▶ AIM OF THE TASK
Please quote the material exactly, every line of it.

──────── MATERIAL FOR THE TASK

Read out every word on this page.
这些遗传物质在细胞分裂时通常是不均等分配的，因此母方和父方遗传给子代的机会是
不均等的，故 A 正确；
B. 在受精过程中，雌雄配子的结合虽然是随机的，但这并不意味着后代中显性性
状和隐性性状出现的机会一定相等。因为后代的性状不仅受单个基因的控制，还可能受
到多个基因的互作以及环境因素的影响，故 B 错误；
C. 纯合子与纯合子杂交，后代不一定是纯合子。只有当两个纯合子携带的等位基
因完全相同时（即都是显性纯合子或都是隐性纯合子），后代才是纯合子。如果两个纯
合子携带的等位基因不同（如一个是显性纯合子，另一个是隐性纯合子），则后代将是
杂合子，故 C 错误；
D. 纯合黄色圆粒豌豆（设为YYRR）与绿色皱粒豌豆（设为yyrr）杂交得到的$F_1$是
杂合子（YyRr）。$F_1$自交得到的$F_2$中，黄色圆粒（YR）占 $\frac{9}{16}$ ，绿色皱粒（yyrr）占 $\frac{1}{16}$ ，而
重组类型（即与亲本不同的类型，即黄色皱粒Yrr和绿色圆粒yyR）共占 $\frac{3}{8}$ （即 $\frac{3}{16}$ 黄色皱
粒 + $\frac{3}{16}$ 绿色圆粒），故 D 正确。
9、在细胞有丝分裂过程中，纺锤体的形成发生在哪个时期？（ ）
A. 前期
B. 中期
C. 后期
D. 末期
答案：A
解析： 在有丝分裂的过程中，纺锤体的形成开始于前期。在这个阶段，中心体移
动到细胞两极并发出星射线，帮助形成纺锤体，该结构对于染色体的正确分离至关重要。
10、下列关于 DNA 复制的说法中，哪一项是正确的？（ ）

────────────────

▶ SOLUTION TO THE PROBLEM
Read out every word on this page.
这些遗传物质在细胞分裂时通常是不均等分配的，因此母方和父方遗传给子代的机会是
不均等的，故 A 正确；
B. 在受精过程中，雌雄配子的结合虽然是随机的，但这并不意味着后代中显性性
状和隐性性状出现的机会一定相等。因为后代的性状不仅受单个基因的控制，还可能受
到多个基因的互作以及环境因素的影响，故 B 错误；
C. 纯合子与纯合子杂交，后代不一定是纯合子。只有当两个纯合子携带的等位基
因完全相同时（即都是显性纯合子或都是隐性纯合子），后代才是纯合子。如果两个纯
合子携带的等位基因不同（如一个是显性纯合子，另一个是隐性纯合子），则后代将是
杂合子，故 C 错误；
D. 纯合黄色圆粒豌豆（设为YYRR）与绿色皱粒豌豆（设为yyrr）杂交得到的$F_1$是
杂合子（YyRr）。$F_1$自交得到的$F_2$中，黄色圆粒（YR）占 $\frac{9}{16}$ ，绿色皱粒（yyrr）占 $\frac{1}{16}$ ，而
重组类型（即与亲本不同的类型，即黄色皱粒Yrr和绿色圆粒yyR）共占 $\frac{3}{8}$ （即 $\frac{3}{16}$ 黄色皱
粒 + $\frac{3}{16}$ 绿色圆粒），故 D 正确。
9、在细胞有丝分裂过程中，纺锤体的形成发生在哪个时期？（ ）
A. 前期
B. 中期
C. 后期
D. 末期
答案：A
解析： 在有丝分裂的过程中，纺锤体的形成开始于前期。在这个阶段，中心体移
动到细胞两极并发出星射线，帮助形成纺锤体，该结构对于染色体的正确分离至关重要。
10、下列关于 DNA 复制的说法中，哪一项是正确的？（ ）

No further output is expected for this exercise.